Written problem.
Can you quote, word for word, everything from the start of the listing down to the line containing "data-point — [1579, 717, 1606, 744]", with both ends included?

Recorded data.

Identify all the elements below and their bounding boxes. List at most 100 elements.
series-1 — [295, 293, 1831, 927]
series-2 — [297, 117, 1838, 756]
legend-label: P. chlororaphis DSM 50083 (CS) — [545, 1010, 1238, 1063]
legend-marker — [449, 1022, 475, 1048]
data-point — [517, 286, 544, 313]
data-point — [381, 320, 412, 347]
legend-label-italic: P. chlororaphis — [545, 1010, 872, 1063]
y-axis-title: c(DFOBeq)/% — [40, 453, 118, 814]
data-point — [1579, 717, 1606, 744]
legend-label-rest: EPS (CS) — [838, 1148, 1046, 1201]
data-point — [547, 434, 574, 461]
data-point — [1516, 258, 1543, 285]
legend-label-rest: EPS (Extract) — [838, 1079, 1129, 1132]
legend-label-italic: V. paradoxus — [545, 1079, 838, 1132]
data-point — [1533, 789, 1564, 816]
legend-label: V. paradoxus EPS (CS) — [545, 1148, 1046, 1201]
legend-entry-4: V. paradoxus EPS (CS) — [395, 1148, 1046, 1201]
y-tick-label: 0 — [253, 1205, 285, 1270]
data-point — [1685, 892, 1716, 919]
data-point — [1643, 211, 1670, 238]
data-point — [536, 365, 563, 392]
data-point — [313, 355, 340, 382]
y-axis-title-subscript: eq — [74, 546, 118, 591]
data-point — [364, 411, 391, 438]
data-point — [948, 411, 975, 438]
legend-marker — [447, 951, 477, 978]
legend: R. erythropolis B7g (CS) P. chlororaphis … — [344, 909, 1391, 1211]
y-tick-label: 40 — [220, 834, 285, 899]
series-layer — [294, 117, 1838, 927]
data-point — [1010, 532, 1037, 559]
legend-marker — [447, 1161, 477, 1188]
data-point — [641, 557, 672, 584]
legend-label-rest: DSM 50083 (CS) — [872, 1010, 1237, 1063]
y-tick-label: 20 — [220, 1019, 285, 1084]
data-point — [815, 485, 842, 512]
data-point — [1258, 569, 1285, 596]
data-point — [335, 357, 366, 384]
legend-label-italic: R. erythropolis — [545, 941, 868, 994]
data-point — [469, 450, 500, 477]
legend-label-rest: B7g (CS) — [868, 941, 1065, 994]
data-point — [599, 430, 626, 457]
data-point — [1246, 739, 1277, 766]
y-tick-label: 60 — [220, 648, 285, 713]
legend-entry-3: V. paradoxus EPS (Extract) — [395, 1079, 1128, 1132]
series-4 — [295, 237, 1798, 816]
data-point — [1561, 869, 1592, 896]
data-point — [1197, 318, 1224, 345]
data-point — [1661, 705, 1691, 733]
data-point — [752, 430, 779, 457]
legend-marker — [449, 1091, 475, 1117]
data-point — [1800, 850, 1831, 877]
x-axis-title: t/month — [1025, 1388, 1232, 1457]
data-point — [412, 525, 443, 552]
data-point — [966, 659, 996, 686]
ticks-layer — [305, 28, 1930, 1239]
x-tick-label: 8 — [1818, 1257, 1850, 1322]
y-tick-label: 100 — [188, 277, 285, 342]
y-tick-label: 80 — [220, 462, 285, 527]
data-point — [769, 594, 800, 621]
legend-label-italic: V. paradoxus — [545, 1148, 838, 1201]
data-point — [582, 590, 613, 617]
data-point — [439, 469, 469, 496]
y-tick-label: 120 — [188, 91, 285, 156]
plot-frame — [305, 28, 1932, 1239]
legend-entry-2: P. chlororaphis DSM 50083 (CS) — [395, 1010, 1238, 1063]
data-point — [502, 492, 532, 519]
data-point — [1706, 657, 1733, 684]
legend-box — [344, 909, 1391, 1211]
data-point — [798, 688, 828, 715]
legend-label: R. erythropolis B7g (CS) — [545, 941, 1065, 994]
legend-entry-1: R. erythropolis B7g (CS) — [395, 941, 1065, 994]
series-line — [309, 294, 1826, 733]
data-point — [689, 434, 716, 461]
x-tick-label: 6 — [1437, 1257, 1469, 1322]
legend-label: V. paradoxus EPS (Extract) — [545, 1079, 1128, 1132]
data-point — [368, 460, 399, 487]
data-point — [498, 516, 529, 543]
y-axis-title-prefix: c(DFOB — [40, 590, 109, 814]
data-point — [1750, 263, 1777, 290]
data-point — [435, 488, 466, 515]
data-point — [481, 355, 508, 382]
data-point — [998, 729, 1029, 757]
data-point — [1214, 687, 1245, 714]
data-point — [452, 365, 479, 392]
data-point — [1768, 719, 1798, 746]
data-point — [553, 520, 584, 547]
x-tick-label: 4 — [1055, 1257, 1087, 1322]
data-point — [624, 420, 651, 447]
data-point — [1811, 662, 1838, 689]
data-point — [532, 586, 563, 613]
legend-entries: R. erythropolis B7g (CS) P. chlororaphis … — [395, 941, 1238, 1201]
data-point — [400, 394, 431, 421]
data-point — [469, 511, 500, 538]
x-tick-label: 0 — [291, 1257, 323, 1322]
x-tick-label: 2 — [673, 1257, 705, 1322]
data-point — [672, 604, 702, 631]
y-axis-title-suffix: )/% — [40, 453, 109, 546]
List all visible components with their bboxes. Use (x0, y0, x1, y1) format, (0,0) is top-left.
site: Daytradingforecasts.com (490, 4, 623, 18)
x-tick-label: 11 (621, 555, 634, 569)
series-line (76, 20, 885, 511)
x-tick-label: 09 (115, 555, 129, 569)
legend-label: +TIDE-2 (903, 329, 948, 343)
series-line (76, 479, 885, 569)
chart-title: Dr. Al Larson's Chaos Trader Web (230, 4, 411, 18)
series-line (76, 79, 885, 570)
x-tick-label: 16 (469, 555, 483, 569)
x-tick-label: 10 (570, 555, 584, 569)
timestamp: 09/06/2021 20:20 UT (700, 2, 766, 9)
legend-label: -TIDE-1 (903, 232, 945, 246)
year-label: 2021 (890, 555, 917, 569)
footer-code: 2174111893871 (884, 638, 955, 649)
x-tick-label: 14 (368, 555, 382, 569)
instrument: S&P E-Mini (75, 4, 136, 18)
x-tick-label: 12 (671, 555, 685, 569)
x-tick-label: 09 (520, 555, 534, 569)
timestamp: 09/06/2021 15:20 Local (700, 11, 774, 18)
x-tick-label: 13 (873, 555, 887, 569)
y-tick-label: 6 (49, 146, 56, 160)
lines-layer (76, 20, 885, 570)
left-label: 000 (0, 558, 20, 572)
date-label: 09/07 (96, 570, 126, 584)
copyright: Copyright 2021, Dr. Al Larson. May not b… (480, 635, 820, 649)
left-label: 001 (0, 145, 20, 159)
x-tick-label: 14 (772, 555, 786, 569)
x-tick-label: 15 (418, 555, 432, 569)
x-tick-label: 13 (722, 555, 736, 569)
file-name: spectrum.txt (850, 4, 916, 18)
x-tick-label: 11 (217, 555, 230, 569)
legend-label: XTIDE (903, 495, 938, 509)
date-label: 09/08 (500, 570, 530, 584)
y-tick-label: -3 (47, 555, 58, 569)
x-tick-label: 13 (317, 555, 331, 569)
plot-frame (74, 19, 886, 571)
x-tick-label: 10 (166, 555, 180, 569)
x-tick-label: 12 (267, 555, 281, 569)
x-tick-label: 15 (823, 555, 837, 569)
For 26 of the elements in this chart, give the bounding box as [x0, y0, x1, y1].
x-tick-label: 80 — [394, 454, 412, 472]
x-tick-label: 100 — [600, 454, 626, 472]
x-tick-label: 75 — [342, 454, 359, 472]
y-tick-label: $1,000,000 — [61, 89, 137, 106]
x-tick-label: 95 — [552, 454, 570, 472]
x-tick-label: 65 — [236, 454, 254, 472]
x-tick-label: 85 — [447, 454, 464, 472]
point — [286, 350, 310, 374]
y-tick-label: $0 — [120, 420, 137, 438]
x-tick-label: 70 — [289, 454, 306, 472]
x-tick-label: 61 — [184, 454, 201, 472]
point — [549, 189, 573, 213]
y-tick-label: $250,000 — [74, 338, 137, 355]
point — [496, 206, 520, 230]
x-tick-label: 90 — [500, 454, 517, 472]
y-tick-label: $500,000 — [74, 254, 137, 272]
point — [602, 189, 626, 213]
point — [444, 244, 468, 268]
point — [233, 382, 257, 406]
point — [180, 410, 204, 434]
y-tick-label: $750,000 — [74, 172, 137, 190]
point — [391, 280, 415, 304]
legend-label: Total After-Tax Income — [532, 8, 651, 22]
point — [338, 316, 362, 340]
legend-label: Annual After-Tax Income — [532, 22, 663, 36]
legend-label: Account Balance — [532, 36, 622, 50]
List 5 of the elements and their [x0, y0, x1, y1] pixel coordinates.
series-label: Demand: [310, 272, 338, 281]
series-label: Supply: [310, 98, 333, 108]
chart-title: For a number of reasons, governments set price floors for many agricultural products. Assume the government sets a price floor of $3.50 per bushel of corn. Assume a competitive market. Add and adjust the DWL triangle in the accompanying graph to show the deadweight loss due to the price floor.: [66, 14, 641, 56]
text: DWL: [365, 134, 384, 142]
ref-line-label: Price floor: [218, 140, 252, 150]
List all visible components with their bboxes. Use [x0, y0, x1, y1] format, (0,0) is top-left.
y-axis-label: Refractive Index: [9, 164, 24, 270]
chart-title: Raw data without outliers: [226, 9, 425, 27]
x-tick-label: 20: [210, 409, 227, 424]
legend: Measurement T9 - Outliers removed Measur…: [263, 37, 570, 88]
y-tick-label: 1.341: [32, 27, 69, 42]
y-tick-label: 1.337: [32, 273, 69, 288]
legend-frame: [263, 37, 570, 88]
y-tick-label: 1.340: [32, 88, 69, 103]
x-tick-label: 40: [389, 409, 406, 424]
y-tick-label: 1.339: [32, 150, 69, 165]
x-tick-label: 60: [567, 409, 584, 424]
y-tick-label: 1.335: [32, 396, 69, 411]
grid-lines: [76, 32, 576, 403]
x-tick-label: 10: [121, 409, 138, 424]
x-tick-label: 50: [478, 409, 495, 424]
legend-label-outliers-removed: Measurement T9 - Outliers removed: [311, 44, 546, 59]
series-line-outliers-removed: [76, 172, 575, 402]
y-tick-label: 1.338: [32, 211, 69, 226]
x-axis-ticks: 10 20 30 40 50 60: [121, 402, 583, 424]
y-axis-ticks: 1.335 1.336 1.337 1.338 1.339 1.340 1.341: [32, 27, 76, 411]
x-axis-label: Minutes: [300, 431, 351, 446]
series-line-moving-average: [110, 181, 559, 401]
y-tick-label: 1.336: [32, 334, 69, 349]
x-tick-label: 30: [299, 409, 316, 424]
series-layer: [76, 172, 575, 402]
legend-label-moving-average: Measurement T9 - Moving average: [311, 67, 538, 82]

Exercise solution.
Identify all the elements below and their bounding boxes. List at most 100 elements.
series-1 — [295, 293, 1831, 927]
series-2 — [297, 117, 1838, 756]
legend-label: P. chlororaphis DSM 50083 (CS) — [545, 1010, 1238, 1063]
legend-marker — [449, 1022, 475, 1048]
data-point — [517, 286, 544, 313]
data-point — [381, 320, 412, 347]
legend-label-italic: P. chlororaphis — [545, 1010, 872, 1063]
y-axis-title: c(DFOBeq)/% — [40, 453, 118, 814]
data-point — [1579, 717, 1606, 744]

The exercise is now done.